--- begin ---

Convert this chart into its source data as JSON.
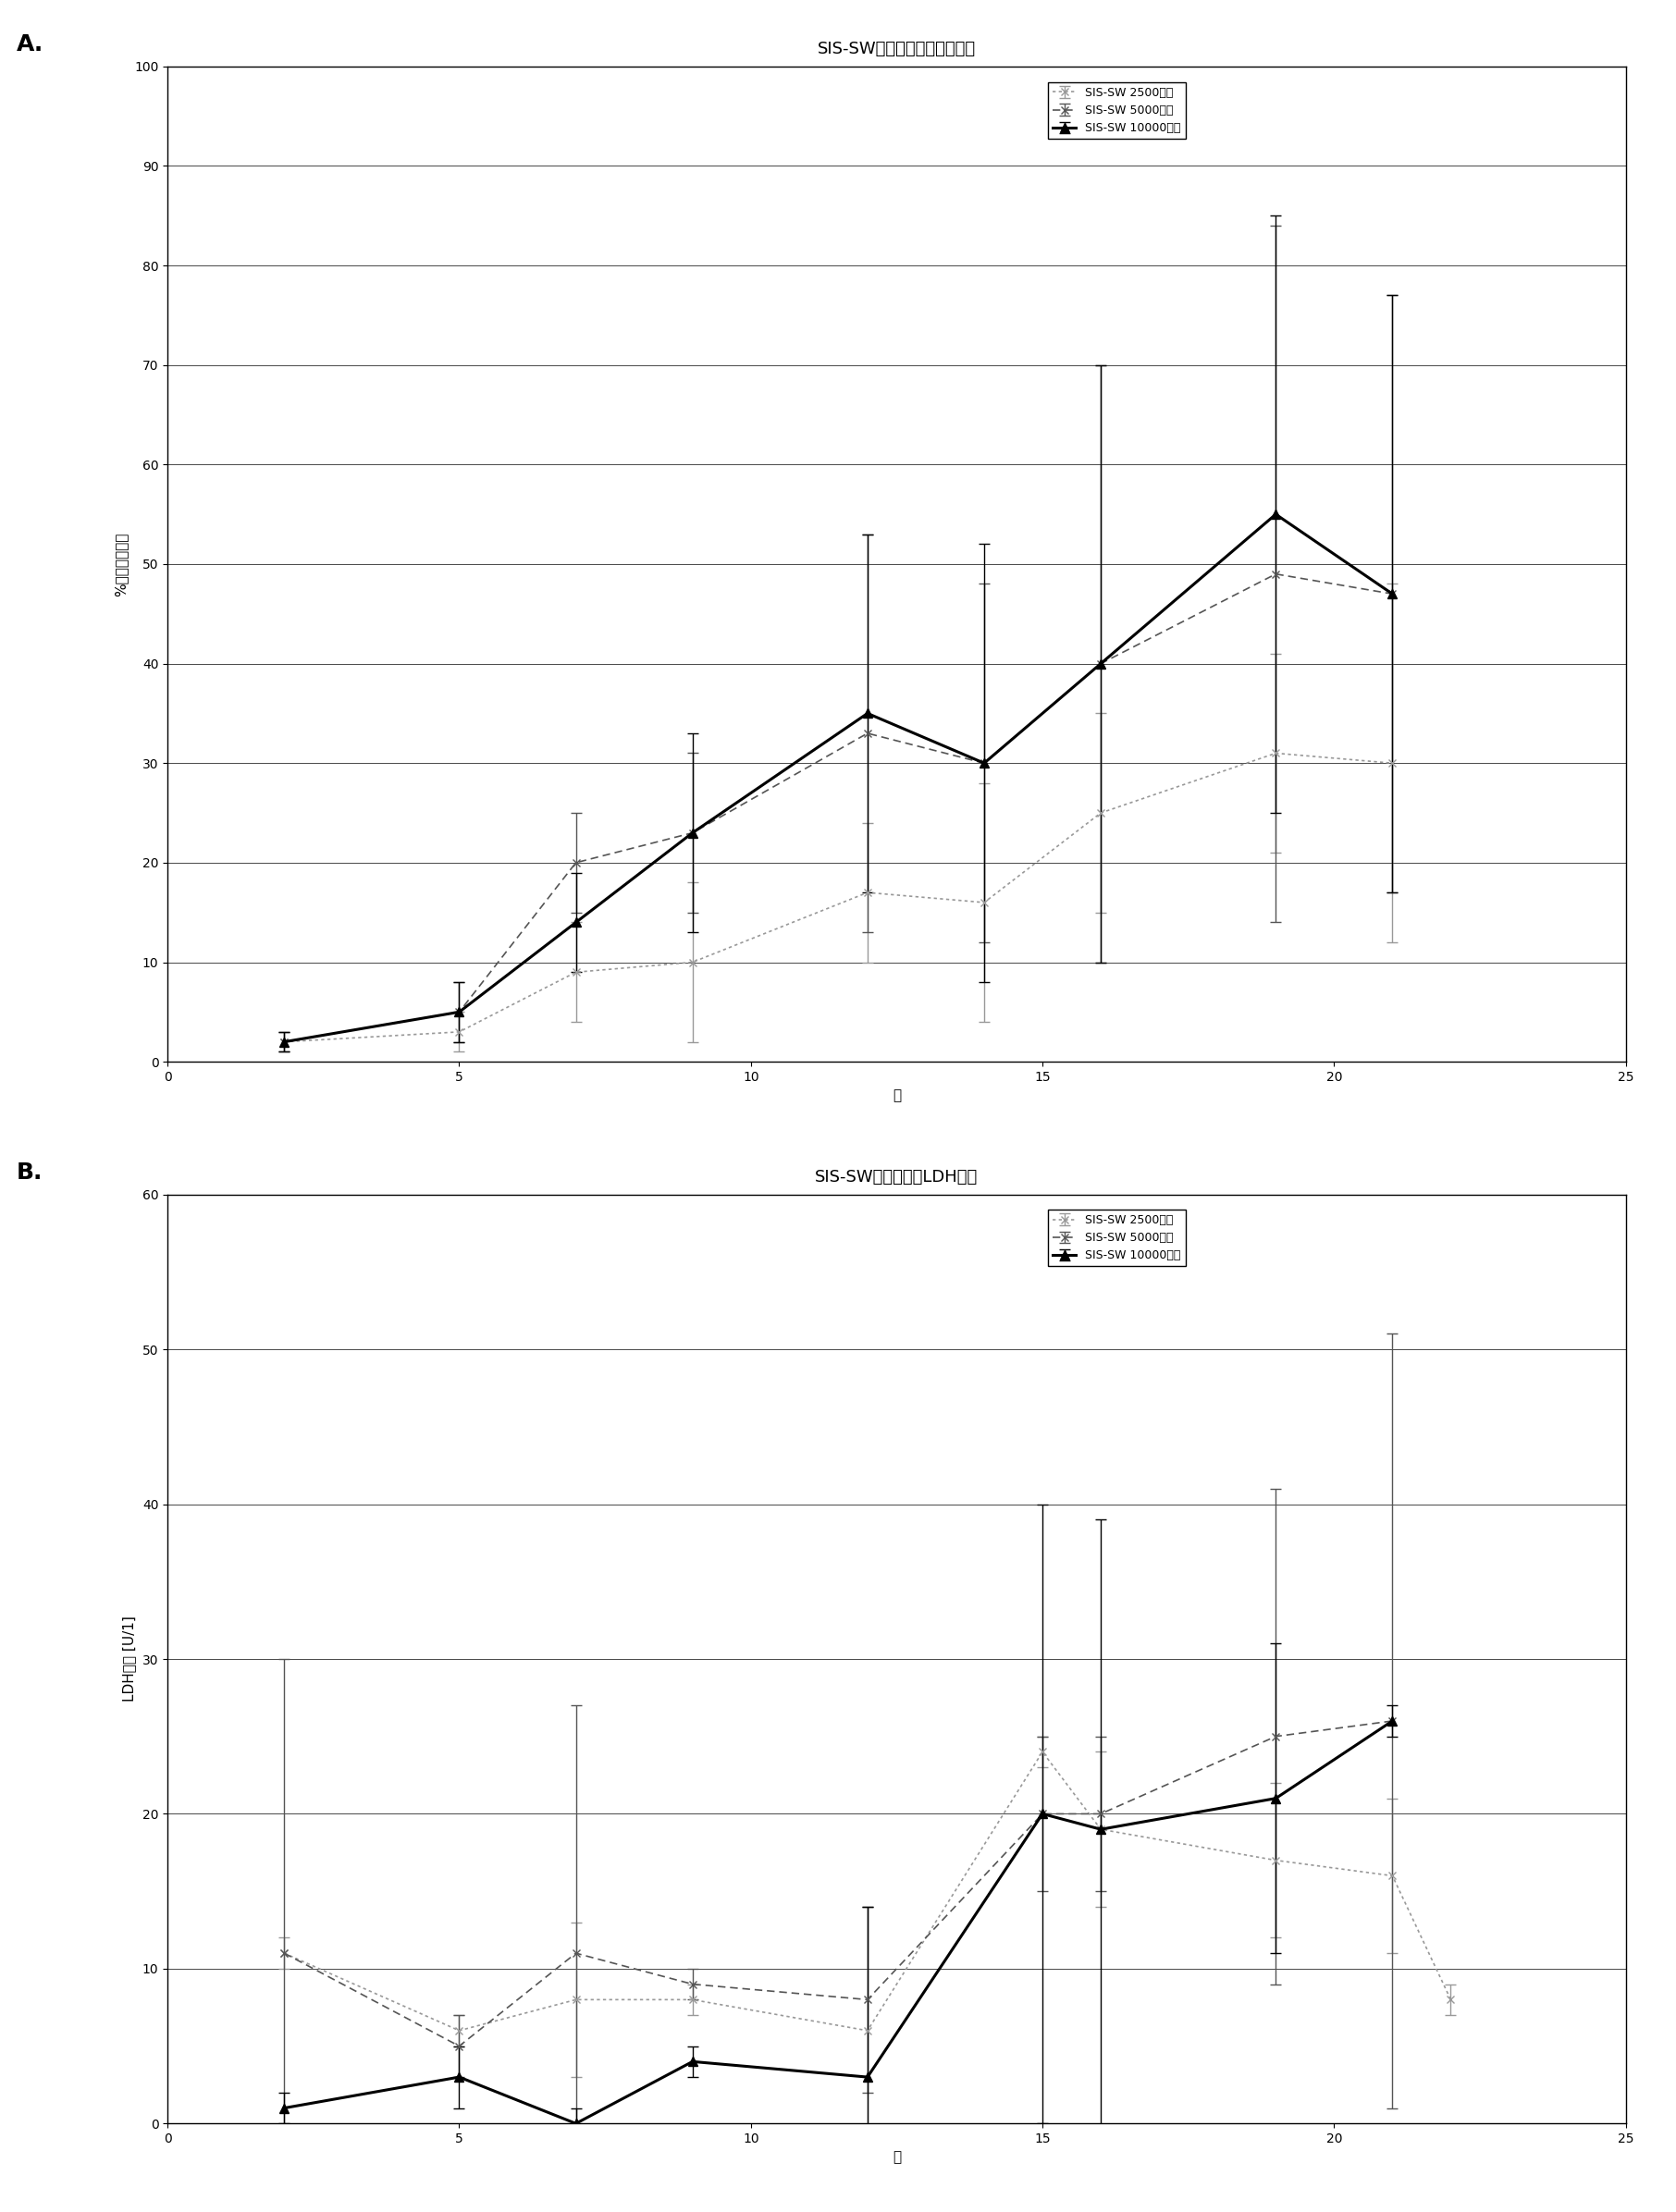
{
  "chart_A": {
    "title": "SIS-SW培养物中的葡萄糖消耗",
    "xlabel": "天",
    "ylabel": "%所消耗葡萄糖",
    "xlim": [
      0,
      25
    ],
    "ylim": [
      0,
      100
    ],
    "xticks": [
      0,
      5,
      10,
      15,
      20,
      25
    ],
    "yticks": [
      0,
      10,
      20,
      30,
      40,
      50,
      60,
      70,
      80,
      90,
      100
    ],
    "series": [
      {
        "label": "SIS-SW 2500接种",
        "x": [
          2,
          5,
          7,
          9,
          12,
          14,
          16,
          19,
          21
        ],
        "y": [
          2,
          3,
          9,
          10,
          17,
          16,
          25,
          31,
          30
        ],
        "yerr": [
          1,
          2,
          5,
          8,
          7,
          12,
          10,
          10,
          18
        ],
        "color": "#999999",
        "linestyle": "dotted",
        "marker": "x",
        "linewidth": 1.2,
        "markersize": 6
      },
      {
        "label": "SIS-SW 5000接种",
        "x": [
          2,
          5,
          7,
          9,
          12,
          14,
          16,
          19,
          21
        ],
        "y": [
          2,
          5,
          20,
          23,
          33,
          30,
          40,
          49,
          47
        ],
        "yerr": [
          1,
          3,
          5,
          8,
          20,
          18,
          30,
          35,
          30
        ],
        "color": "#555555",
        "linestyle": "dashed",
        "marker": "x",
        "linewidth": 1.2,
        "markersize": 6
      },
      {
        "label": "SIS-SW 10000接种",
        "x": [
          2,
          5,
          7,
          9,
          12,
          14,
          16,
          19,
          21
        ],
        "y": [
          2,
          5,
          14,
          23,
          35,
          30,
          40,
          55,
          47
        ],
        "yerr": [
          1,
          3,
          5,
          10,
          18,
          22,
          30,
          30,
          30
        ],
        "color": "#000000",
        "linestyle": "solid",
        "marker": "^",
        "linewidth": 2.2,
        "markersize": 7
      }
    ]
  },
  "chart_B": {
    "title": "SIS-SW培养物中的LDH释放",
    "xlabel": "天",
    "ylabel": "LDH释放 [U/1]",
    "xlim": [
      0,
      25
    ],
    "ylim": [
      0,
      60
    ],
    "xticks": [
      0,
      5,
      10,
      15,
      20,
      25
    ],
    "yticks": [
      0,
      10,
      20,
      30,
      40,
      50,
      60
    ],
    "series": [
      {
        "label": "SIS-SW 2500接种",
        "x": [
          2,
          5,
          7,
          9,
          12,
          15,
          16,
          19,
          21,
          22
        ],
        "y": [
          11,
          6,
          8,
          8,
          6,
          24,
          19,
          17,
          16,
          8
        ],
        "yerr": [
          1,
          1,
          5,
          1,
          8,
          1,
          5,
          5,
          5,
          1
        ],
        "color": "#999999",
        "linestyle": "dotted",
        "marker": "x",
        "linewidth": 1.2,
        "markersize": 6
      },
      {
        "label": "SIS-SW 5000接种",
        "x": [
          2,
          5,
          7,
          9,
          12,
          15,
          16,
          19,
          21
        ],
        "y": [
          11,
          5,
          11,
          9,
          8,
          20,
          20,
          25,
          26
        ],
        "yerr": [
          19,
          2,
          16,
          1,
          6,
          5,
          5,
          16,
          25
        ],
        "color": "#555555",
        "linestyle": "dashed",
        "marker": "x",
        "linewidth": 1.2,
        "markersize": 6
      },
      {
        "label": "SIS-SW 10000接种",
        "x": [
          2,
          5,
          7,
          9,
          12,
          15,
          16,
          19,
          21
        ],
        "y": [
          1,
          3,
          0,
          4,
          3,
          20,
          19,
          21,
          26
        ],
        "yerr": [
          1,
          2,
          1,
          1,
          11,
          20,
          20,
          10,
          1
        ],
        "color": "#000000",
        "linestyle": "solid",
        "marker": "^",
        "linewidth": 2.2,
        "markersize": 7
      }
    ]
  },
  "background_color": "#ffffff",
  "panel_bg": "#ffffff",
  "title_fontsize": 13,
  "label_fontsize": 11,
  "tick_fontsize": 10,
  "legend_fontsize": 9
}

--- end ---

Goal:
Reproduce the entries exactly. Do not carry over any picture.

Result below:
Convert this chart into its source data as JSON.
{
  "chart_A": {
    "title": "SIS-SW培养物中的葡萄糖消耗",
    "xlabel": "天",
    "ylabel": "%所消耗葡萄糖",
    "xlim": [
      0,
      25
    ],
    "ylim": [
      0,
      100
    ],
    "xticks": [
      0,
      5,
      10,
      15,
      20,
      25
    ],
    "yticks": [
      0,
      10,
      20,
      30,
      40,
      50,
      60,
      70,
      80,
      90,
      100
    ],
    "series": [
      {
        "label": "SIS-SW 2500接种",
        "x": [
          2,
          5,
          7,
          9,
          12,
          14,
          16,
          19,
          21
        ],
        "y": [
          2,
          3,
          9,
          10,
          17,
          16,
          25,
          31,
          30
        ],
        "yerr": [
          1,
          2,
          5,
          8,
          7,
          12,
          10,
          10,
          18
        ],
        "color": "#999999",
        "linestyle": "dotted",
        "marker": "x",
        "linewidth": 1.2,
        "markersize": 6
      },
      {
        "label": "SIS-SW 5000接种",
        "x": [
          2,
          5,
          7,
          9,
          12,
          14,
          16,
          19,
          21
        ],
        "y": [
          2,
          5,
          20,
          23,
          33,
          30,
          40,
          49,
          47
        ],
        "yerr": [
          1,
          3,
          5,
          8,
          20,
          18,
          30,
          35,
          30
        ],
        "color": "#555555",
        "linestyle": "dashed",
        "marker": "x",
        "linewidth": 1.2,
        "markersize": 6
      },
      {
        "label": "SIS-SW 10000接种",
        "x": [
          2,
          5,
          7,
          9,
          12,
          14,
          16,
          19,
          21
        ],
        "y": [
          2,
          5,
          14,
          23,
          35,
          30,
          40,
          55,
          47
        ],
        "yerr": [
          1,
          3,
          5,
          10,
          18,
          22,
          30,
          30,
          30
        ],
        "color": "#000000",
        "linestyle": "solid",
        "marker": "^",
        "linewidth": 2.2,
        "markersize": 7
      }
    ]
  },
  "chart_B": {
    "title": "SIS-SW培养物中的LDH释放",
    "xlabel": "天",
    "ylabel": "LDH释放 [U/1]",
    "xlim": [
      0,
      25
    ],
    "ylim": [
      0,
      60
    ],
    "xticks": [
      0,
      5,
      10,
      15,
      20,
      25
    ],
    "yticks": [
      0,
      10,
      20,
      30,
      40,
      50,
      60
    ],
    "series": [
      {
        "label": "SIS-SW 2500接种",
        "x": [
          2,
          5,
          7,
          9,
          12,
          15,
          16,
          19,
          21,
          22
        ],
        "y": [
          11,
          6,
          8,
          8,
          6,
          24,
          19,
          17,
          16,
          8
        ],
        "yerr": [
          1,
          1,
          5,
          1,
          8,
          1,
          5,
          5,
          5,
          1
        ],
        "color": "#999999",
        "linestyle": "dotted",
        "marker": "x",
        "linewidth": 1.2,
        "markersize": 6
      },
      {
        "label": "SIS-SW 5000接种",
        "x": [
          2,
          5,
          7,
          9,
          12,
          15,
          16,
          19,
          21
        ],
        "y": [
          11,
          5,
          11,
          9,
          8,
          20,
          20,
          25,
          26
        ],
        "yerr": [
          19,
          2,
          16,
          1,
          6,
          5,
          5,
          16,
          25
        ],
        "color": "#555555",
        "linestyle": "dashed",
        "marker": "x",
        "linewidth": 1.2,
        "markersize": 6
      },
      {
        "label": "SIS-SW 10000接种",
        "x": [
          2,
          5,
          7,
          9,
          12,
          15,
          16,
          19,
          21
        ],
        "y": [
          1,
          3,
          0,
          4,
          3,
          20,
          19,
          21,
          26
        ],
        "yerr": [
          1,
          2,
          1,
          1,
          11,
          20,
          20,
          10,
          1
        ],
        "color": "#000000",
        "linestyle": "solid",
        "marker": "^",
        "linewidth": 2.2,
        "markersize": 7
      }
    ]
  },
  "background_color": "#ffffff",
  "panel_bg": "#ffffff",
  "title_fontsize": 13,
  "label_fontsize": 11,
  "tick_fontsize": 10,
  "legend_fontsize": 9
}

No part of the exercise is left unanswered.